--- What is expected ---
Report how many lines contain the word "Limit"; answer with the number only.

— start Exercise material —

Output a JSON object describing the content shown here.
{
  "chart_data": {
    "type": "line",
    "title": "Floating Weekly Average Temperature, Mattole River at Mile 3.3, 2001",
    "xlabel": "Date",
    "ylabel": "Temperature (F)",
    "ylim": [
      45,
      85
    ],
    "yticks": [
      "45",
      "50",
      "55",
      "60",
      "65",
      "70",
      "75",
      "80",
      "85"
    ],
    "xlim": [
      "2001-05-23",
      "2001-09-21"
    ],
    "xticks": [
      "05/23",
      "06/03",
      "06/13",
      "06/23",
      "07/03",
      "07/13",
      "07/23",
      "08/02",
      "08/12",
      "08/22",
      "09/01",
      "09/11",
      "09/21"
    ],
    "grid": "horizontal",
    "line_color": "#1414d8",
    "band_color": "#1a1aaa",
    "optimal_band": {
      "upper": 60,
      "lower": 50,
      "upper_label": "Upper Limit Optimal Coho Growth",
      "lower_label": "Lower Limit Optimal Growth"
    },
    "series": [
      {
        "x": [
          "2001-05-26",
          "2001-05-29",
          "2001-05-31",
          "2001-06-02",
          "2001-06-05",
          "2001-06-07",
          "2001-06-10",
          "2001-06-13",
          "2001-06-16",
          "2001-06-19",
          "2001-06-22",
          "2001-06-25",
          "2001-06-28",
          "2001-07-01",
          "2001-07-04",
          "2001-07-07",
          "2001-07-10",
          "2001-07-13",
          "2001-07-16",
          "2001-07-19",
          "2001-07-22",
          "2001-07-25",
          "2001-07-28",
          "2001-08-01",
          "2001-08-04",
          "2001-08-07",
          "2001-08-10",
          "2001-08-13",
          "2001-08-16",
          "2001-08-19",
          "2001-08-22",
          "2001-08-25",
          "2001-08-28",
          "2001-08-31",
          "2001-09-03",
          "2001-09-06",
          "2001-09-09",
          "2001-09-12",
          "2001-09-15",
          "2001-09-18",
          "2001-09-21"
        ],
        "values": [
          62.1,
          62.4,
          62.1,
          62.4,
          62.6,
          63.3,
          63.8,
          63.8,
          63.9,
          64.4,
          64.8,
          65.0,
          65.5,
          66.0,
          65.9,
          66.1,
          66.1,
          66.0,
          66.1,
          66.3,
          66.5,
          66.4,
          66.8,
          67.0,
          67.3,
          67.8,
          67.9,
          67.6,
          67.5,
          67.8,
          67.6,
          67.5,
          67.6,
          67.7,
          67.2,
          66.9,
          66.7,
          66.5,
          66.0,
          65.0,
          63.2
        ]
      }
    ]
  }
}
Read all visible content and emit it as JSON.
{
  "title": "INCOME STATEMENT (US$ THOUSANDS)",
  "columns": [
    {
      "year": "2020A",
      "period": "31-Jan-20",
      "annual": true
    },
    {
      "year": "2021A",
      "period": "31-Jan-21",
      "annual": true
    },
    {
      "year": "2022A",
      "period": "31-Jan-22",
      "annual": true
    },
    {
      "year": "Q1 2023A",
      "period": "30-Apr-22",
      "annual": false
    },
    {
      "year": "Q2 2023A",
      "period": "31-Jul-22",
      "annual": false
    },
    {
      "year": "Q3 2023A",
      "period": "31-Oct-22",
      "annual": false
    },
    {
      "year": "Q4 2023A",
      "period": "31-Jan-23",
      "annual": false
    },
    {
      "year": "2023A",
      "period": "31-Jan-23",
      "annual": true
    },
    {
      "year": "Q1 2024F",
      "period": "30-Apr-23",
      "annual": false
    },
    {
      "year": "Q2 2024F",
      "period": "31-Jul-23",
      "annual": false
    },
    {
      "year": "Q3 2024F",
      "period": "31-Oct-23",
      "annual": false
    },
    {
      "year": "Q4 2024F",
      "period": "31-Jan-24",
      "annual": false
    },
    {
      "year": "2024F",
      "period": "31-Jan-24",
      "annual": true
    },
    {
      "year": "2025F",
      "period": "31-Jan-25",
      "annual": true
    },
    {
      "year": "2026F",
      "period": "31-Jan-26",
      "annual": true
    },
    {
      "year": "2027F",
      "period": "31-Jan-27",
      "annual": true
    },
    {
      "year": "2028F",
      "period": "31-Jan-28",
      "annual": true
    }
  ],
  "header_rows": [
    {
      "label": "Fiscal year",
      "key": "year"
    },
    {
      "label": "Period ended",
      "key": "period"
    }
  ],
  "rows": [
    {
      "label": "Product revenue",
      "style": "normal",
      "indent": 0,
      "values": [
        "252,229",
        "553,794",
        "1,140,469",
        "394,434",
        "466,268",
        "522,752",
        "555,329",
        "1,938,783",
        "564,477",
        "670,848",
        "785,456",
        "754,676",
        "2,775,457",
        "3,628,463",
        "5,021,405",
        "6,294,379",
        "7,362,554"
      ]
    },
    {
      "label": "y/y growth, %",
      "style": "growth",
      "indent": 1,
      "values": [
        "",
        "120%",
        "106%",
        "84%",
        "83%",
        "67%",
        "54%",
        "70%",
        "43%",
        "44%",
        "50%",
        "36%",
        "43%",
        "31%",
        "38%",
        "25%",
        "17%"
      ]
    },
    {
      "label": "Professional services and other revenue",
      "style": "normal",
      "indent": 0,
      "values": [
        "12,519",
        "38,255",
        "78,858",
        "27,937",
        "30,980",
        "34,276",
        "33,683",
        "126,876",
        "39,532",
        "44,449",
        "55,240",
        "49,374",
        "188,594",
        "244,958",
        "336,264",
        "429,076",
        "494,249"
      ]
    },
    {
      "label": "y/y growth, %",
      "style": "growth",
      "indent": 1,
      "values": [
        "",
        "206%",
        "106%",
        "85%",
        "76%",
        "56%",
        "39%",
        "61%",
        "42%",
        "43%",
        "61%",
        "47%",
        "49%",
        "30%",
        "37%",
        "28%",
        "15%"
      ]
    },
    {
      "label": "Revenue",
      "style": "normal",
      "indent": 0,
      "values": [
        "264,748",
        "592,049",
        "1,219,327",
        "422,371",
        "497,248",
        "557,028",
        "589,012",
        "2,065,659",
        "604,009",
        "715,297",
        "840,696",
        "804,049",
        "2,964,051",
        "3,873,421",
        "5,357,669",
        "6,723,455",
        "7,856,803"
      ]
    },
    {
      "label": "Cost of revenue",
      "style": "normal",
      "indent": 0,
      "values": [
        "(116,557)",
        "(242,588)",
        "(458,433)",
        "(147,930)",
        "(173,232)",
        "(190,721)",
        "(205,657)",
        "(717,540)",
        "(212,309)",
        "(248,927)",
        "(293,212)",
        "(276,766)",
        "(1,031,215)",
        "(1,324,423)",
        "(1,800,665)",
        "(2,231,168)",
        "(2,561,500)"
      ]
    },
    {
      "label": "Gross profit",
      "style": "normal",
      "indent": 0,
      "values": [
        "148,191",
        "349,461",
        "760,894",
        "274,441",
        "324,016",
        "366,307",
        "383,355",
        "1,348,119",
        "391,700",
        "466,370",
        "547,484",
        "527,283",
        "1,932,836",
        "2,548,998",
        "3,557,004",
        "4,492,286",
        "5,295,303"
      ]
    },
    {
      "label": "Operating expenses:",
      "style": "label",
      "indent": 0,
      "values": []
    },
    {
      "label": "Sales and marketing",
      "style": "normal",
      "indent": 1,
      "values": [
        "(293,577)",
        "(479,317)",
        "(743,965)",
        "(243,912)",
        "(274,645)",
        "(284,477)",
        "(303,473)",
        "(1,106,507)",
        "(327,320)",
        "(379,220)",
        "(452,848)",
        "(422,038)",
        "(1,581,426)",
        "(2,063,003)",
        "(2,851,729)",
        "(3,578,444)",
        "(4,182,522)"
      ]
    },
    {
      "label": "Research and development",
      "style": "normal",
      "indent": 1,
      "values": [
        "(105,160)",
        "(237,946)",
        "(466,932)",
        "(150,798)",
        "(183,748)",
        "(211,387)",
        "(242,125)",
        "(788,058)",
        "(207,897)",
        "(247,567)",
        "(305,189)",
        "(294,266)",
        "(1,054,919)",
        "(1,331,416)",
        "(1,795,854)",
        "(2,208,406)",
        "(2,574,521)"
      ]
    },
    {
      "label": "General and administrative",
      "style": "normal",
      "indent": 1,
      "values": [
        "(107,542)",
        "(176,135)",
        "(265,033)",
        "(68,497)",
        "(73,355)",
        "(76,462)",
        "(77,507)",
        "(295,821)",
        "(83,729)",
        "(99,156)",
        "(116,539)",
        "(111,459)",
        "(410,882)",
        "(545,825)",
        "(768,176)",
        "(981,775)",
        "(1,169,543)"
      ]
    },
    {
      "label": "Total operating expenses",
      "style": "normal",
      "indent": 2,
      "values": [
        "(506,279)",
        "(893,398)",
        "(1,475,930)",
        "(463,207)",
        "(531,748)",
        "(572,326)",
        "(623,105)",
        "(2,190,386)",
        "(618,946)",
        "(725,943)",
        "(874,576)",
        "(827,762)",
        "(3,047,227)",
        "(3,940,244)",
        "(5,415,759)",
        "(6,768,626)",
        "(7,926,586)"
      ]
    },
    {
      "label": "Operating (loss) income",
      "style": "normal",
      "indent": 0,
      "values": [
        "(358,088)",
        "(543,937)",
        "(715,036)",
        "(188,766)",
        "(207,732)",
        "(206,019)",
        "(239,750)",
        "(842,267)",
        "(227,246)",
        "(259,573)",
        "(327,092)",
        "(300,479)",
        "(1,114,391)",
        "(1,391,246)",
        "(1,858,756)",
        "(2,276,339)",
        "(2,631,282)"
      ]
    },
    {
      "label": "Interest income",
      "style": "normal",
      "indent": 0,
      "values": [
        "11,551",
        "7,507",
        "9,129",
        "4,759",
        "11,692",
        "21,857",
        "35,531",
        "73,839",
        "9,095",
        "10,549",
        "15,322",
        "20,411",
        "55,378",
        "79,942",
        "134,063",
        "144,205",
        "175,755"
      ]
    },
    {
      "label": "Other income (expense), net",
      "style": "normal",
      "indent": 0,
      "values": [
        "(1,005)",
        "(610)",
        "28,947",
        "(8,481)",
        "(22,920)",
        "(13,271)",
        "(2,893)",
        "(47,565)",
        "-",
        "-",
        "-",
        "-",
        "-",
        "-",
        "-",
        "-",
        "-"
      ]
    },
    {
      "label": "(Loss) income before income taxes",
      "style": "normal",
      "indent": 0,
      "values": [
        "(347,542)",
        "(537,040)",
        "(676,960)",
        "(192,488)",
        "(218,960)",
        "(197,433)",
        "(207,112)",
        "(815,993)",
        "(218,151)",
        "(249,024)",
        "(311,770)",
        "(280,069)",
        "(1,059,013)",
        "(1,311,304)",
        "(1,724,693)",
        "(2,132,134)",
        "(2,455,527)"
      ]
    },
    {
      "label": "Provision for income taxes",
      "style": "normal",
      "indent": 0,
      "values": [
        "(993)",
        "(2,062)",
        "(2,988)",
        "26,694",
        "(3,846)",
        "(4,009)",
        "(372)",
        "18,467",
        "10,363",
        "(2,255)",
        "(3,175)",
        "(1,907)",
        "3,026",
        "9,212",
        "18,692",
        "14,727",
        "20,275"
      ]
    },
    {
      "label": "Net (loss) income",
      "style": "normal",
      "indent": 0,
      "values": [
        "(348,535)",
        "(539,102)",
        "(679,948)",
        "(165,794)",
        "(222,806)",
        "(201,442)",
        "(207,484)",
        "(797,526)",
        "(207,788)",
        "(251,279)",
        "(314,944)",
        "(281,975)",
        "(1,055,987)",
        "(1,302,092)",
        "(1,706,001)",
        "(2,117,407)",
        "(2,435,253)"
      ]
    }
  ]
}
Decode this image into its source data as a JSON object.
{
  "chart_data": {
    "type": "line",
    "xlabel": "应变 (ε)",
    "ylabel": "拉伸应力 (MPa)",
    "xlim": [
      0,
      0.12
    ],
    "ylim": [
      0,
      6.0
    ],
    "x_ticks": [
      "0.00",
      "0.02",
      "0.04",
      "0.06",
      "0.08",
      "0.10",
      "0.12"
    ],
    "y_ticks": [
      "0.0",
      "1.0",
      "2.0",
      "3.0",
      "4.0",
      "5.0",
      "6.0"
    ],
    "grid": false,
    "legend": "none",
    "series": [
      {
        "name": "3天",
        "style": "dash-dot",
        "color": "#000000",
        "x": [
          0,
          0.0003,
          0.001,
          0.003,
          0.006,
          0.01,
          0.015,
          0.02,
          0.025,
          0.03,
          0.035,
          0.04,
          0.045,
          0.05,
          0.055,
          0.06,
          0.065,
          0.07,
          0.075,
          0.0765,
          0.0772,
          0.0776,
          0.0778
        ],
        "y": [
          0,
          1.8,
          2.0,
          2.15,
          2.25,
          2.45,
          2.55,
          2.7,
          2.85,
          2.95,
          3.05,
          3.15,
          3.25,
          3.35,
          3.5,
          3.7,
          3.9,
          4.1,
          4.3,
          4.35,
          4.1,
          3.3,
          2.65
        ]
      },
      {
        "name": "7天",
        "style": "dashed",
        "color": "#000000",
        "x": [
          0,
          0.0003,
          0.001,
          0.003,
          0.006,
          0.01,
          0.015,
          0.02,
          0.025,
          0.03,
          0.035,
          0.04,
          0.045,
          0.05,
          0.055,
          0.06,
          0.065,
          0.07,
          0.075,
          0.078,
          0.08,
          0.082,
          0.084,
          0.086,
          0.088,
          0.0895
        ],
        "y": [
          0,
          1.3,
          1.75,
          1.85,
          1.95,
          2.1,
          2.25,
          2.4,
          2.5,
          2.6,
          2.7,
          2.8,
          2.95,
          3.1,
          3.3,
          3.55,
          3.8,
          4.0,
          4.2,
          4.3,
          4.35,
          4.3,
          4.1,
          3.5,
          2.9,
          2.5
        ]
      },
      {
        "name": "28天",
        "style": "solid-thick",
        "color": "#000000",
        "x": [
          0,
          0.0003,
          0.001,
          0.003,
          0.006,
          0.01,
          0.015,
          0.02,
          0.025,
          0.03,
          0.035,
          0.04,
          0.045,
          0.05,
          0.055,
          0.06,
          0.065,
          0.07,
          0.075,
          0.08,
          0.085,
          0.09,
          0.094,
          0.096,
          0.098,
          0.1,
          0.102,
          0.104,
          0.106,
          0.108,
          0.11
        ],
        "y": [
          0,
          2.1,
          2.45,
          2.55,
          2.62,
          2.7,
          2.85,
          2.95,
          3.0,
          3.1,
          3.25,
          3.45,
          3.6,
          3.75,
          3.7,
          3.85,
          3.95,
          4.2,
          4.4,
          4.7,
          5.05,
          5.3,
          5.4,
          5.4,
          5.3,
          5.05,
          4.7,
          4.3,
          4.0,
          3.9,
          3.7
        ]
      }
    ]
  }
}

— end Exercise material —

--- Exercise solution ---
2